___ Records provided

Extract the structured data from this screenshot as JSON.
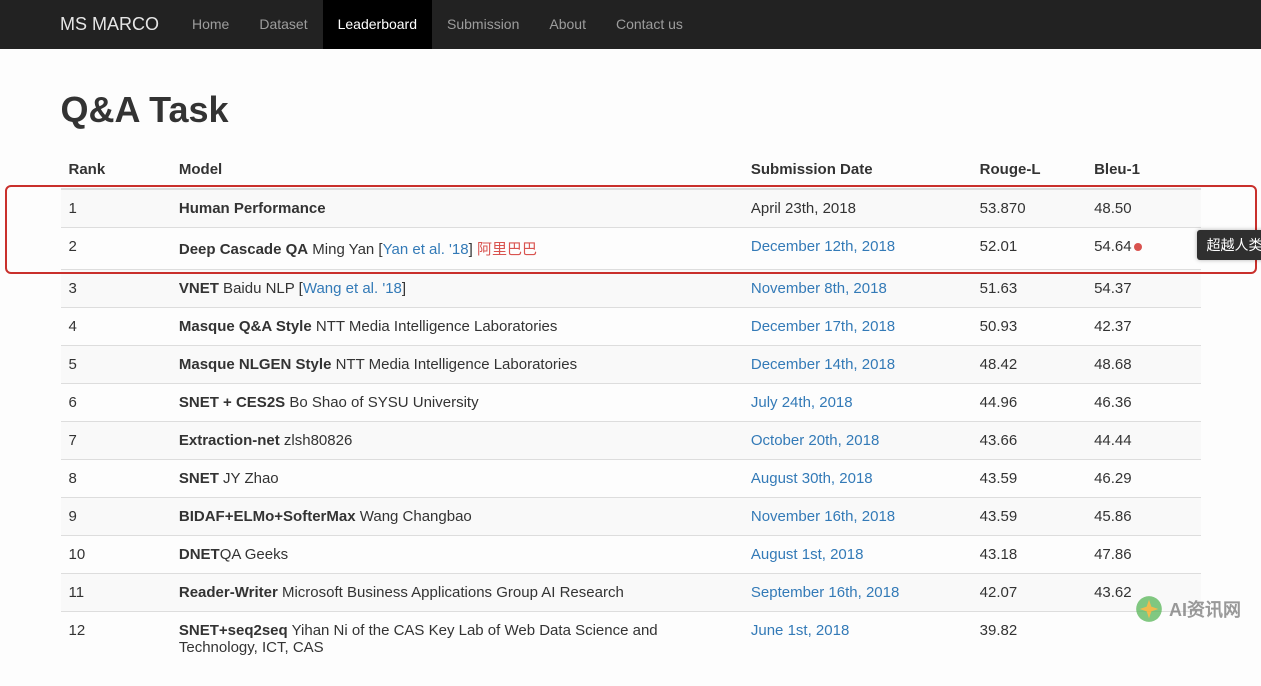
{
  "nav": {
    "brand": "MS MARCO",
    "items": [
      {
        "label": "Home",
        "active": false
      },
      {
        "label": "Dataset",
        "active": false
      },
      {
        "label": "Leaderboard",
        "active": true
      },
      {
        "label": "Submission",
        "active": false
      },
      {
        "label": "About",
        "active": false
      },
      {
        "label": "Contact us",
        "active": false
      }
    ]
  },
  "page_title": "Q&A Task",
  "table_headers": {
    "rank": "Rank",
    "model": "Model",
    "date": "Submission Date",
    "rouge": "Rouge-L",
    "bleu": "Bleu-1"
  },
  "rows": [
    {
      "rank": "1",
      "model_bold": "Human Performance",
      "model_rest": "",
      "citation": "",
      "citation_red": false,
      "extra_red": "",
      "date": "April 23th, 2018",
      "date_link": false,
      "rouge": "53.870",
      "bleu": "48.50",
      "bleu_dot": false
    },
    {
      "rank": "2",
      "model_bold": "Deep Cascade QA",
      "model_rest": " Ming Yan [",
      "citation": "Yan et al. '18",
      "citation_red": false,
      "close_bracket": "]   ",
      "extra_red": "阿里巴巴",
      "date": "December 12th, 2018",
      "date_link": true,
      "rouge": "52.01",
      "bleu": "54.64",
      "bleu_dot": true
    },
    {
      "rank": "3",
      "model_bold": "VNET",
      "model_rest": " Baidu NLP [",
      "citation": "Wang et al. '18",
      "citation_red": false,
      "close_bracket": "]",
      "extra_red": "",
      "date": "November 8th, 2018",
      "date_link": true,
      "rouge": "51.63",
      "bleu": "54.37",
      "bleu_dot": false
    },
    {
      "rank": "4",
      "model_bold": "Masque Q&A Style",
      "model_rest": " NTT Media Intelligence Laboratories",
      "citation": "",
      "close_bracket": "",
      "extra_red": "",
      "date": "December 17th, 2018",
      "date_link": true,
      "rouge": "50.93",
      "bleu": "42.37",
      "bleu_dot": false
    },
    {
      "rank": "5",
      "model_bold": "Masque NLGEN Style",
      "model_rest": " NTT Media Intelligence Laboratories",
      "citation": "",
      "close_bracket": "",
      "extra_red": "",
      "date": "December 14th, 2018",
      "date_link": true,
      "rouge": "48.42",
      "bleu": "48.68",
      "bleu_dot": false
    },
    {
      "rank": "6",
      "model_bold": "SNET + CES2S",
      "model_rest": " Bo Shao of SYSU University",
      "citation": "",
      "close_bracket": "",
      "extra_red": "",
      "date": "July 24th, 2018",
      "date_link": true,
      "rouge": "44.96",
      "bleu": "46.36",
      "bleu_dot": false
    },
    {
      "rank": "7",
      "model_bold": "Extraction-net",
      "model_rest": " zlsh80826",
      "citation": "",
      "close_bracket": "",
      "extra_red": "",
      "date": "October 20th, 2018",
      "date_link": true,
      "rouge": "43.66",
      "bleu": "44.44",
      "bleu_dot": false
    },
    {
      "rank": "8",
      "model_bold": "SNET",
      "model_rest": " JY Zhao",
      "citation": "",
      "close_bracket": "",
      "extra_red": "",
      "date": "August 30th, 2018",
      "date_link": true,
      "rouge": "43.59",
      "bleu": "46.29",
      "bleu_dot": false
    },
    {
      "rank": "9",
      "model_bold": "BIDAF+ELMo+SofterMax",
      "model_rest": " Wang Changbao",
      "citation": "",
      "close_bracket": "",
      "extra_red": "",
      "date": "November 16th, 2018",
      "date_link": true,
      "rouge": "43.59",
      "bleu": "45.86",
      "bleu_dot": false
    },
    {
      "rank": "10",
      "model_bold": "DNET",
      "model_rest": "QA Geeks",
      "citation": "",
      "close_bracket": "",
      "extra_red": "",
      "date": "August 1st, 2018",
      "date_link": true,
      "rouge": "43.18",
      "bleu": "47.86",
      "bleu_dot": false
    },
    {
      "rank": "11",
      "model_bold": "Reader-Writer",
      "model_rest": " Microsoft Business Applications Group AI Research",
      "citation": "",
      "close_bracket": "",
      "extra_red": "",
      "date": "September 16th, 2018",
      "date_link": true,
      "rouge": "42.07",
      "bleu": "43.62",
      "bleu_dot": false
    },
    {
      "rank": "12",
      "model_bold": "SNET+seq2seq",
      "model_rest": " Yihan Ni of the CAS Key Lab of Web Data Science and Technology, ICT, CAS",
      "citation": "",
      "close_bracket": "",
      "extra_red": "",
      "date": "June 1st, 2018",
      "date_link": true,
      "rouge": "39.82",
      "bleu": "",
      "bleu_dot": false
    }
  ],
  "tooltip_text": "超越人类",
  "watermark_text": "AI资讯网"
}
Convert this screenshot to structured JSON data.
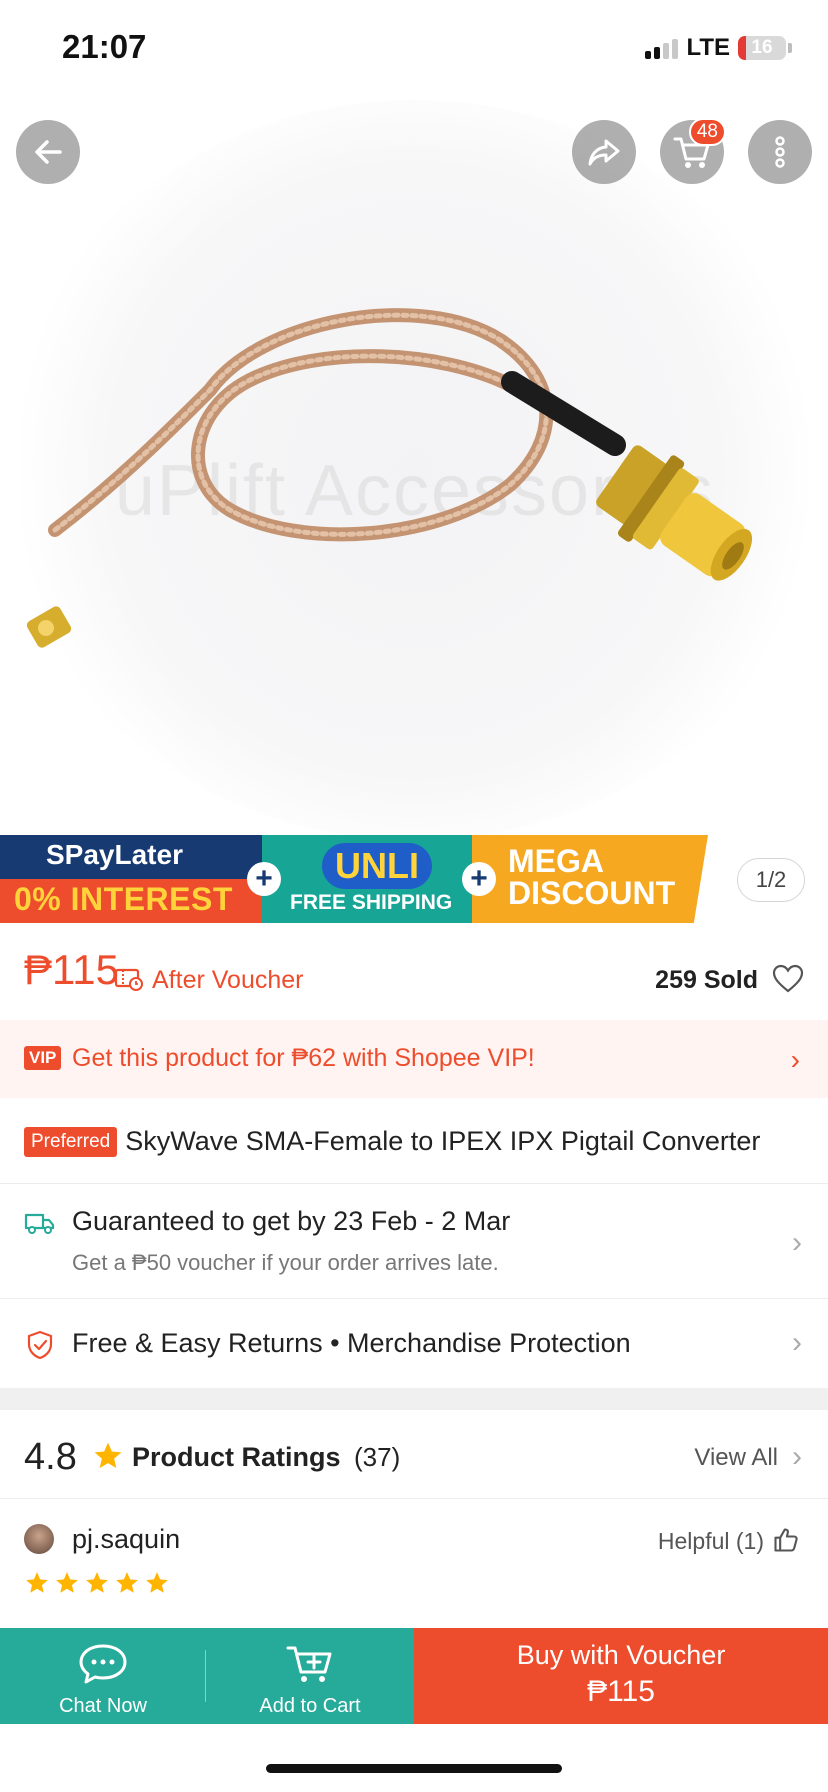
{
  "status_bar": {
    "time": "21:07",
    "network": "LTE",
    "battery": "16"
  },
  "hero": {
    "watermark": "uPlift Accessories",
    "cart_count": "48",
    "image_page": "1/2"
  },
  "promo": {
    "spaylater": "SPayLater",
    "interest": "0% INTEREST",
    "unli": "UNLI",
    "free_shipping": "FREE SHIPPING",
    "mega_line1": "MEGA",
    "mega_line2": "DISCOUNT"
  },
  "price": {
    "value": "₱115",
    "after_voucher": "After Voucher",
    "sold": "259 Sold"
  },
  "vip": {
    "badge": "VIP",
    "text": "Get this product for ₱62 with Shopee VIP!"
  },
  "product": {
    "preferred_badge": "Preferred",
    "title": "SkyWave SMA-Female to IPEX IPX Pigtail Converter"
  },
  "shipping": {
    "main": "Guaranteed to get by 23 Feb - 2 Mar",
    "sub": "Get a ₱50 voucher if your order arrives late."
  },
  "returns": {
    "text": "Free & Easy Returns  •  Merchandise Protection"
  },
  "ratings": {
    "score": "4.8",
    "label": "Product Ratings",
    "count": "(37)",
    "view_all": "View All"
  },
  "review": {
    "username": "pj.saquin",
    "helpful": "Helpful (1)",
    "stars": 5
  },
  "bottom_bar": {
    "chat": "Chat Now",
    "add_to_cart": "Add to Cart",
    "buy_line1": "Buy with Voucher",
    "buy_line2": "₱115"
  },
  "colors": {
    "accent": "#ee4d2d",
    "teal": "#26aa99",
    "star": "#ffb400"
  }
}
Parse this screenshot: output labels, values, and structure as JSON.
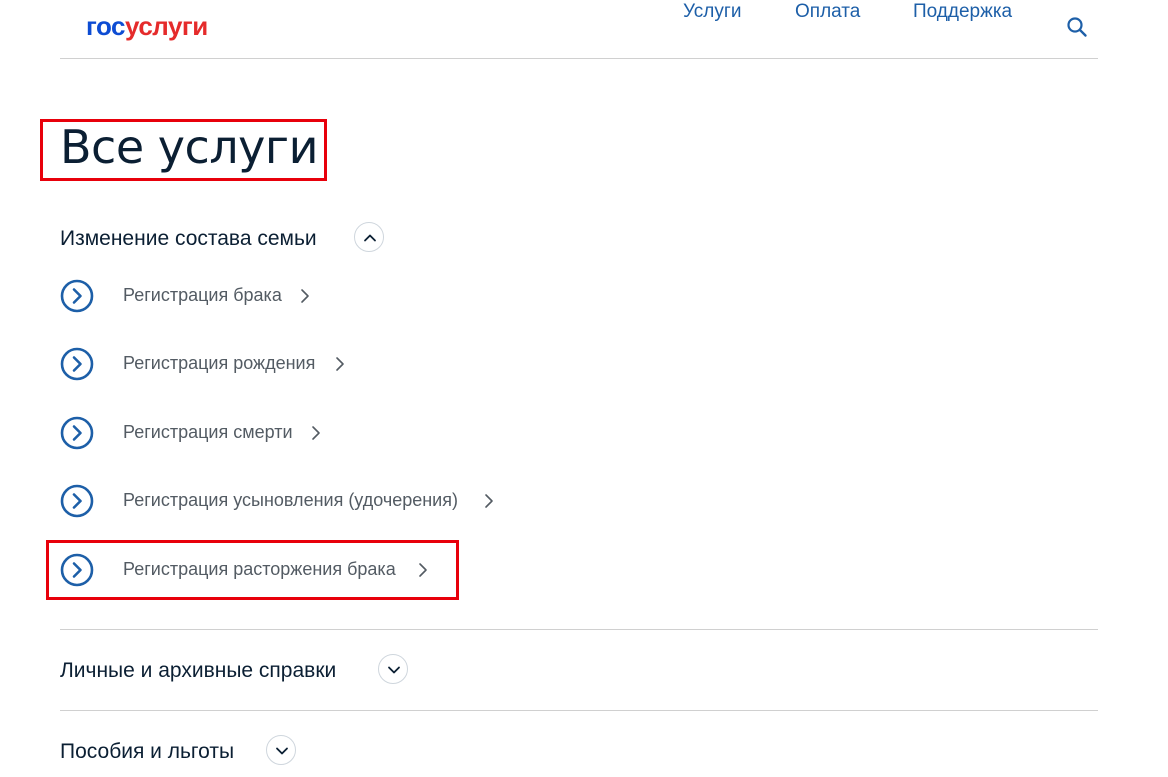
{
  "header": {
    "logo_part1": "гос",
    "logo_part2": "услуги",
    "nav": {
      "services": "Услуги",
      "payment": "Оплата",
      "support": "Поддержка"
    },
    "search_icon": "search-icon"
  },
  "page": {
    "title": "Все услуги"
  },
  "categories": [
    {
      "label": "Изменение состава семьи",
      "state": "expanded",
      "items": [
        {
          "label": "Регистрация брака"
        },
        {
          "label": "Регистрация рождения"
        },
        {
          "label": "Регистрация смерти"
        },
        {
          "label": "Регистрация усыновления (удочерения)"
        },
        {
          "label": "Регистрация расторжения брака"
        }
      ]
    },
    {
      "label": "Личные и архивные справки",
      "state": "collapsed"
    },
    {
      "label": "Пособия и льготы",
      "state": "collapsed"
    }
  ],
  "colors": {
    "brand_blue": "#0d4cd3",
    "brand_red": "#e52b2b",
    "link": "#1d5fa8",
    "icon_circle": "#1d5fa8",
    "highlight": "#e8000b"
  }
}
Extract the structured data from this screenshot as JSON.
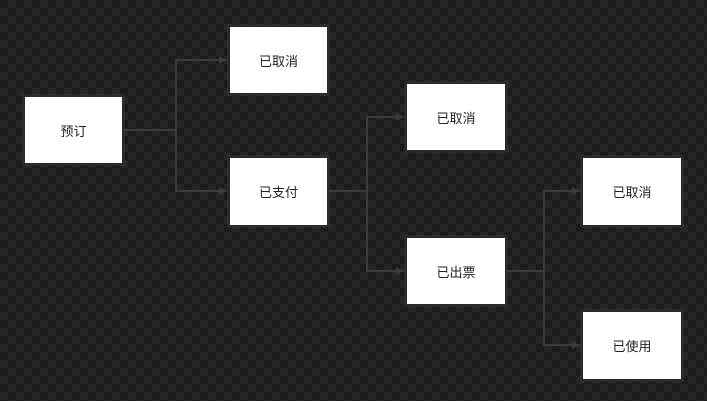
{
  "nodes": {
    "booking": "预订",
    "cancel_1": "已取消",
    "paid": "已支付",
    "cancel_2": "已取消",
    "ticketed": "已出票",
    "cancel_3": "已取消",
    "used": "已使用"
  },
  "edges": [
    {
      "from": "booking",
      "to": "cancel_1"
    },
    {
      "from": "booking",
      "to": "paid"
    },
    {
      "from": "paid",
      "to": "cancel_2"
    },
    {
      "from": "paid",
      "to": "ticketed"
    },
    {
      "from": "ticketed",
      "to": "cancel_3"
    },
    {
      "from": "ticketed",
      "to": "used"
    }
  ],
  "colors": {
    "connector": "#3c3c3c",
    "node_fill": "#ffffff",
    "node_text": "#222222"
  }
}
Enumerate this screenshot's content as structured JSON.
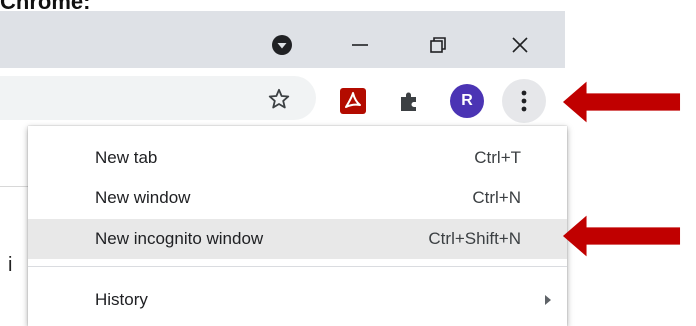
{
  "top_text": "Chrome:",
  "window_controls": {
    "media_icon": "media-control-icon",
    "minimize_icon": "minimize-icon",
    "restore_icon": "restore-icon",
    "close_icon": "close-icon"
  },
  "toolbar": {
    "bookmark_icon": "star-icon",
    "pdf_extension_icon": "acrobat-icon",
    "extensions_icon": "puzzle-icon",
    "profile_initial": "R",
    "menu_icon": "three-dots-icon"
  },
  "menu": {
    "items": [
      {
        "label": "New tab",
        "shortcut": "Ctrl+T"
      },
      {
        "label": "New window",
        "shortcut": "Ctrl+N"
      },
      {
        "label": "New incognito window",
        "shortcut": "Ctrl+Shift+N"
      },
      {
        "label": "History",
        "shortcut": ""
      }
    ]
  },
  "page": {
    "partial_text": "i"
  },
  "colors": {
    "arrow": "#c00000",
    "avatar": "#4b34b4",
    "titlebar": "#dee1e6",
    "highlight": "#e8e8e8"
  }
}
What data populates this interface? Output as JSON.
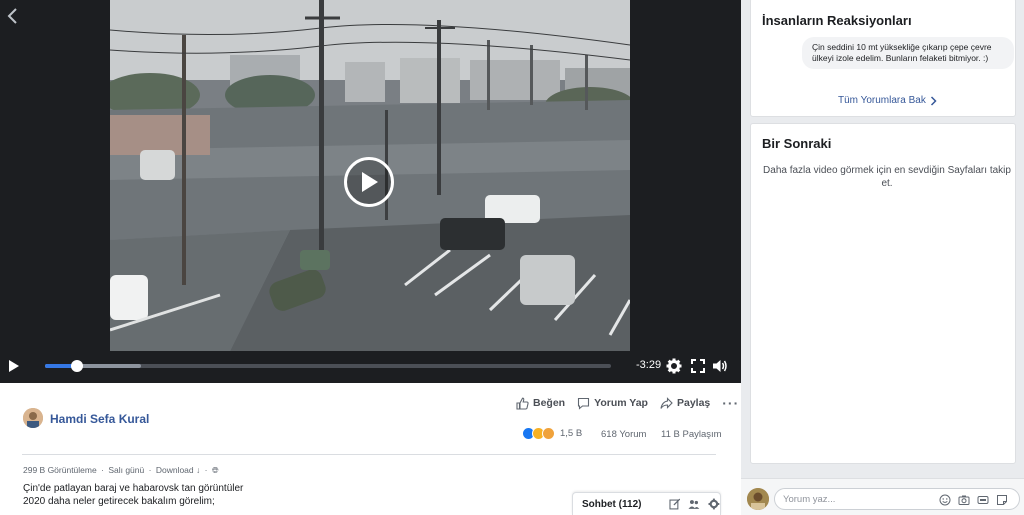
{
  "video": {
    "time_remaining": "-3:29",
    "progress_fraction": 0.057,
    "buffered_fraction": 0.17
  },
  "post": {
    "author": "Hamdi Sefa Kural",
    "actions": {
      "like": "Beğen",
      "comment": "Yorum Yap",
      "share": "Paylaş"
    },
    "reaction_count": "1,5 B",
    "comments_count": "618 Yorum",
    "shares_count": "11 B Paylaşım",
    "views": "299 B Görüntüleme",
    "meta_sep": "·",
    "date": "Salı günü",
    "download": "Download ↓",
    "caption_line1": "Çin'de patlayan baraj ve habarovsk tan görüntüler",
    "caption_line2": "2020 daha neler getirecek bakalım görelim;"
  },
  "chat": {
    "label": "Sohbet (112)"
  },
  "reactions_panel": {
    "title": "İnsanların Reaksiyonları",
    "comment_text": "Çin seddini 10 mt yüksekliğe çıkarıp çepe çevre ülkeyi izole edelim. Bunların felaketi bitmiyor. :)",
    "see_all": "Tüm Yorumlara Bak"
  },
  "next_panel": {
    "title": "Bir Sonraki",
    "description": "Daha fazla video görmek için en sevdiğin Sayfaları takip et."
  },
  "comment_box": {
    "placeholder": "Yorum yaz..."
  },
  "colors": {
    "link": "#365899",
    "progress": "#3578e5",
    "player_bg": "#1c1e21"
  }
}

______

◆ **Challenge**:
Filter the listing above for the string "with" and copy every matching line.

◆ **Task answer**:
    "text": "Get this product for ₱62 with Shopee VIP!"
    "buy_line1": "Buy with Voucher",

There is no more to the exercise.